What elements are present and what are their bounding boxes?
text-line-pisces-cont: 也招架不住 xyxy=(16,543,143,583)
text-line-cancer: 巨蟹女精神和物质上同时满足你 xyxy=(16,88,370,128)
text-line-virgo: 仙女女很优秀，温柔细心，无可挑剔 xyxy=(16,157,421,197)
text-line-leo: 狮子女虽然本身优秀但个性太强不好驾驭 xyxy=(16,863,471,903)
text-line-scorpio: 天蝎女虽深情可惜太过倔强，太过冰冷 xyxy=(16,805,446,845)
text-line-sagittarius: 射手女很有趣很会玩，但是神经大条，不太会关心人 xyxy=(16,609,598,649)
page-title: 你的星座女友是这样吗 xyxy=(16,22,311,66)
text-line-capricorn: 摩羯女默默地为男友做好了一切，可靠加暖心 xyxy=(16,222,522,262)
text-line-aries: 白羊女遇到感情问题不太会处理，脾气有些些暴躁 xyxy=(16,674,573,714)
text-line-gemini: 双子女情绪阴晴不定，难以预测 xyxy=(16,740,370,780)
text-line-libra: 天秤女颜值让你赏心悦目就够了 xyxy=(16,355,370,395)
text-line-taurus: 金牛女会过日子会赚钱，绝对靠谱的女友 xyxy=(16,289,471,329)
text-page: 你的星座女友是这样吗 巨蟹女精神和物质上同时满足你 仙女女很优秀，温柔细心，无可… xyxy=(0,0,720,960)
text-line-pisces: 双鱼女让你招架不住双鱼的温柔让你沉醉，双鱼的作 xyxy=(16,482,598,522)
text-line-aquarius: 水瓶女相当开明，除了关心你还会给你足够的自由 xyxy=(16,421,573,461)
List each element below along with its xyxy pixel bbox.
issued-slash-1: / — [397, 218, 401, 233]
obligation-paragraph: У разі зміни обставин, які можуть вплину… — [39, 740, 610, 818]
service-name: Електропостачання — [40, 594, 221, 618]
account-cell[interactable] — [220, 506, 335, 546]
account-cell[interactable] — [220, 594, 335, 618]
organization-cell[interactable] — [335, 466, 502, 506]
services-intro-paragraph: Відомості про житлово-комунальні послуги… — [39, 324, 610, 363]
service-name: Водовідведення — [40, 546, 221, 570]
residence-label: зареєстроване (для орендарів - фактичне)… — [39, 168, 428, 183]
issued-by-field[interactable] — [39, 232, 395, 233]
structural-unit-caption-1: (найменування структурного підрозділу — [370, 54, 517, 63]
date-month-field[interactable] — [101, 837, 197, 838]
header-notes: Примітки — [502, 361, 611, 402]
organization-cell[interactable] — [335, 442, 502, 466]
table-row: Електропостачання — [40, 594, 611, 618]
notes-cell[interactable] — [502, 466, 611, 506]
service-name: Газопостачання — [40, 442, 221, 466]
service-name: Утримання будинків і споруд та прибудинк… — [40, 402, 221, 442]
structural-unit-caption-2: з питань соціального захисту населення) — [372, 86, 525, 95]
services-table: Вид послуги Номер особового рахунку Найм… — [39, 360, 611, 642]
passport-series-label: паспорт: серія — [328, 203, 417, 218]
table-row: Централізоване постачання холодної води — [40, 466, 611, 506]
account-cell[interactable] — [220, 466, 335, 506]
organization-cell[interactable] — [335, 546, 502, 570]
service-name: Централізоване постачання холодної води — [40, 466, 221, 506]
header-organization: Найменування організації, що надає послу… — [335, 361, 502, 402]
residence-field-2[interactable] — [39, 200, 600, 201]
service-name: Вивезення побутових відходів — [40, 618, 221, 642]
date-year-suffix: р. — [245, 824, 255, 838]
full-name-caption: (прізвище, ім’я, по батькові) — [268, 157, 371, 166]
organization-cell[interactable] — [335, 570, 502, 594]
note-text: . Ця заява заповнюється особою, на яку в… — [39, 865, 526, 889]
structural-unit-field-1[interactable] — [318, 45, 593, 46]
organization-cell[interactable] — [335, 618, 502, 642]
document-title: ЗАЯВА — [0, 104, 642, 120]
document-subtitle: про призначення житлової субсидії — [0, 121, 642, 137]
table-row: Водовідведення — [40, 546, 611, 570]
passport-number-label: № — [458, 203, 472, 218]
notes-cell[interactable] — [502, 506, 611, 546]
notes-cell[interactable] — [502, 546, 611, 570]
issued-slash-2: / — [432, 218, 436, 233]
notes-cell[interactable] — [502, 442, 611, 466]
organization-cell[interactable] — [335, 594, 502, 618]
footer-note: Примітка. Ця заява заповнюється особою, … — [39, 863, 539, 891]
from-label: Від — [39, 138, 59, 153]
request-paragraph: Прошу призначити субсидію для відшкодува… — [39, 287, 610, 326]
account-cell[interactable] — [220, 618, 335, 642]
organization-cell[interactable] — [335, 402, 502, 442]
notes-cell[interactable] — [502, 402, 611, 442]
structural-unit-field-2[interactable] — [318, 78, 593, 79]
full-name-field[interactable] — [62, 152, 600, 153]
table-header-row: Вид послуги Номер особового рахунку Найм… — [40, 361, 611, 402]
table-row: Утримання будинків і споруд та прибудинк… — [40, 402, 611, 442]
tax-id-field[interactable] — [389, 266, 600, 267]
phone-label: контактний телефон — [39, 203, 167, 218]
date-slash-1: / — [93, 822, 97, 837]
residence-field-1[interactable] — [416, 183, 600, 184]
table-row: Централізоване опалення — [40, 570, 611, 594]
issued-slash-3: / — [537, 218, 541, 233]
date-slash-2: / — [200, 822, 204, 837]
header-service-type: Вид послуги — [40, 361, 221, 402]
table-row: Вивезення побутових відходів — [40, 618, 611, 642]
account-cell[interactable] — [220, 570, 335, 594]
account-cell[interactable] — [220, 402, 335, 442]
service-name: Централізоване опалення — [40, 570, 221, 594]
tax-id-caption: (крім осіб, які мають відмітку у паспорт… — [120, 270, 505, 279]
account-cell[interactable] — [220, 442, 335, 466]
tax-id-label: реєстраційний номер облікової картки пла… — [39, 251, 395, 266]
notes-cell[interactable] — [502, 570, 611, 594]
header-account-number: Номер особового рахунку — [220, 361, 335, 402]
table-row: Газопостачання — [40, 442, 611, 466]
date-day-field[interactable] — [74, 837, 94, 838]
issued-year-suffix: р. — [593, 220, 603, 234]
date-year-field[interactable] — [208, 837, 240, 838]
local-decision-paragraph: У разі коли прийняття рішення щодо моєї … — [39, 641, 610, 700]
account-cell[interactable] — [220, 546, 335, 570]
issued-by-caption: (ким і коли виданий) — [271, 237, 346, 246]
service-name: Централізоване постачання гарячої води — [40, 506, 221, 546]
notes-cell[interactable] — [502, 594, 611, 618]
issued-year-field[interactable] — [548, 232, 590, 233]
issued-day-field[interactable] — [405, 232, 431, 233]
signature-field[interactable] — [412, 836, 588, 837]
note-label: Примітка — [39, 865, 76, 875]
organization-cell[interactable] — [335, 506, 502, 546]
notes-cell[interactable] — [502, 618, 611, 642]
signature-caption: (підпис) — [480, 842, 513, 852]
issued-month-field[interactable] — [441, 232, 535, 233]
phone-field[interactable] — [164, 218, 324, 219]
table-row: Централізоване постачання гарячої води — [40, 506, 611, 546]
= = = = =
Challenge: Change every "account-cell" in the entries above to "billing-cell" and write the entries out again with nothing else altered.

Result for this task:
What elements are present and what are their bounding boxes?
text-line-pisces-cont: 也招架不住 xyxy=(16,543,143,583)
text-line-cancer: 巨蟹女精神和物质上同时满足你 xyxy=(16,88,370,128)
text-line-virgo: 仙女女很优秀，温柔细心，无可挑剔 xyxy=(16,157,421,197)
text-line-leo: 狮子女虽然本身优秀但个性太强不好驾驭 xyxy=(16,863,471,903)
text-line-scorpio: 天蝎女虽深情可惜太过倔强，太过冰冷 xyxy=(16,805,446,845)
text-line-sagittarius: 射手女很有趣很会玩，但是神经大条，不太会关心人 xyxy=(16,609,598,649)
page-title: 你的星座女友是这样吗 xyxy=(16,22,311,66)
text-line-capricorn: 摩羯女默默地为男友做好了一切，可靠加暖心 xyxy=(16,222,522,262)
text-line-aries: 白羊女遇到感情问题不太会处理，脾气有些些暴躁 xyxy=(16,674,573,714)
text-line-gemini: 双子女情绪阴晴不定，难以预测 xyxy=(16,740,370,780)
text-line-libra: 天秤女颜值让你赏心悦目就够了 xyxy=(16,355,370,395)
text-line-taurus: 金牛女会过日子会赚钱，绝对靠谱的女友 xyxy=(16,289,471,329)
text-page: 你的星座女友是这样吗 巨蟹女精神和物质上同时满足你 仙女女很优秀，温柔细心，无可… xyxy=(0,0,720,960)
text-line-pisces: 双鱼女让你招架不住双鱼的温柔让你沉醉，双鱼的作 xyxy=(16,482,598,522)
text-line-aquarius: 水瓶女相当开明，除了关心你还会给你足够的自由 xyxy=(16,421,573,461)
List each element below along with its xyxy pixel bbox.
issued-slash-1: / — [397, 218, 401, 233]
obligation-paragraph: У разі зміни обставин, які можуть вплину… — [39, 740, 610, 818]
service-name: Електропостачання — [40, 594, 221, 618]
billing-cell[interactable] — [220, 506, 335, 546]
billing-cell[interactable] — [220, 594, 335, 618]
organization-cell[interactable] — [335, 466, 502, 506]
services-intro-paragraph: Відомості про житлово-комунальні послуги… — [39, 324, 610, 363]
service-name: Водовідведення — [40, 546, 221, 570]
residence-label: зареєстроване (для орендарів - фактичне)… — [39, 168, 428, 183]
issued-by-field[interactable] — [39, 232, 395, 233]
structural-unit-caption-1: (найменування структурного підрозділу — [370, 54, 517, 63]
date-month-field[interactable] — [101, 837, 197, 838]
header-notes: Примітки — [502, 361, 611, 402]
organization-cell[interactable] — [335, 442, 502, 466]
table-row: Електропостачання — [40, 594, 611, 618]
notes-cell[interactable] — [502, 466, 611, 506]
service-name: Газопостачання — [40, 442, 221, 466]
service-name: Утримання будинків і споруд та прибудинк… — [40, 402, 221, 442]
structural-unit-caption-2: з питань соціального захисту населення) — [372, 86, 525, 95]
services-table: Вид послуги Номер особового рахунку Найм… — [39, 360, 611, 642]
passport-series-label: паспорт: серія — [328, 203, 417, 218]
table-row: Централізоване постачання холодної води — [40, 466, 611, 506]
billing-cell[interactable] — [220, 466, 335, 506]
organization-cell[interactable] — [335, 546, 502, 570]
service-name: Централізоване постачання холодної води — [40, 466, 221, 506]
header-organization: Найменування організації, що надає послу… — [335, 361, 502, 402]
residence-field-2[interactable] — [39, 200, 600, 201]
service-name: Вивезення побутових відходів — [40, 618, 221, 642]
date-year-suffix: р. — [245, 824, 255, 838]
full-name-caption: (прізвище, ім’я, по батькові) — [268, 157, 371, 166]
organization-cell[interactable] — [335, 570, 502, 594]
note-text: . Ця заява заповнюється особою, на яку в… — [39, 865, 526, 889]
structural-unit-field-1[interactable] — [318, 45, 593, 46]
organization-cell[interactable] — [335, 618, 502, 642]
document-title: ЗАЯВА — [0, 104, 642, 120]
document-subtitle: про призначення житлової субсидії — [0, 121, 642, 137]
table-row: Водовідведення — [40, 546, 611, 570]
passport-number-label: № — [458, 203, 472, 218]
notes-cell[interactable] — [502, 506, 611, 546]
notes-cell[interactable] — [502, 546, 611, 570]
issued-slash-2: / — [432, 218, 436, 233]
notes-cell[interactable] — [502, 442, 611, 466]
organization-cell[interactable] — [335, 594, 502, 618]
footer-note: Примітка. Ця заява заповнюється особою, … — [39, 863, 539, 891]
from-label: Від — [39, 138, 59, 153]
request-paragraph: Прошу призначити субсидію для відшкодува… — [39, 287, 610, 326]
billing-cell[interactable] — [220, 618, 335, 642]
organization-cell[interactable] — [335, 402, 502, 442]
notes-cell[interactable] — [502, 402, 611, 442]
structural-unit-field-2[interactable] — [318, 78, 593, 79]
full-name-field[interactable] — [62, 152, 600, 153]
table-header-row: Вид послуги Номер особового рахунку Найм… — [40, 361, 611, 402]
table-row: Утримання будинків і споруд та прибудинк… — [40, 402, 611, 442]
tax-id-field[interactable] — [389, 266, 600, 267]
phone-label: контактний телефон — [39, 203, 167, 218]
date-slash-1: / — [93, 822, 97, 837]
residence-field-1[interactable] — [416, 183, 600, 184]
table-row: Централізоване опалення — [40, 570, 611, 594]
issued-slash-3: / — [537, 218, 541, 233]
date-slash-2: / — [200, 822, 204, 837]
header-service-type: Вид послуги — [40, 361, 221, 402]
table-row: Вивезення побутових відходів — [40, 618, 611, 642]
billing-cell[interactable] — [220, 570, 335, 594]
billing-cell[interactable] — [220, 402, 335, 442]
service-name: Централізоване опалення — [40, 570, 221, 594]
tax-id-caption: (крім осіб, які мають відмітку у паспорт… — [120, 270, 505, 279]
billing-cell[interactable] — [220, 442, 335, 466]
tax-id-label: реєстраційний номер облікової картки пла… — [39, 251, 395, 266]
notes-cell[interactable] — [502, 570, 611, 594]
header-account-number: Номер особового рахунку — [220, 361, 335, 402]
table-row: Газопостачання — [40, 442, 611, 466]
date-day-field[interactable] — [74, 837, 94, 838]
issued-year-suffix: р. — [593, 220, 603, 234]
date-year-field[interactable] — [208, 837, 240, 838]
local-decision-paragraph: У разі коли прийняття рішення щодо моєї … — [39, 641, 610, 700]
billing-cell[interactable] — [220, 546, 335, 570]
issued-by-caption: (ким і коли виданий) — [271, 237, 346, 246]
service-name: Централізоване постачання гарячої води — [40, 506, 221, 546]
notes-cell[interactable] — [502, 594, 611, 618]
issued-year-field[interactable] — [548, 232, 590, 233]
issued-day-field[interactable] — [405, 232, 431, 233]
signature-field[interactable] — [412, 836, 588, 837]
note-label: Примітка — [39, 865, 76, 875]
organization-cell[interactable] — [335, 506, 502, 546]
notes-cell[interactable] — [502, 618, 611, 642]
signature-caption: (підпис) — [480, 842, 513, 852]
issued-month-field[interactable] — [441, 232, 535, 233]
phone-field[interactable] — [164, 218, 324, 219]
table-row: Централізоване постачання гарячої води — [40, 506, 611, 546]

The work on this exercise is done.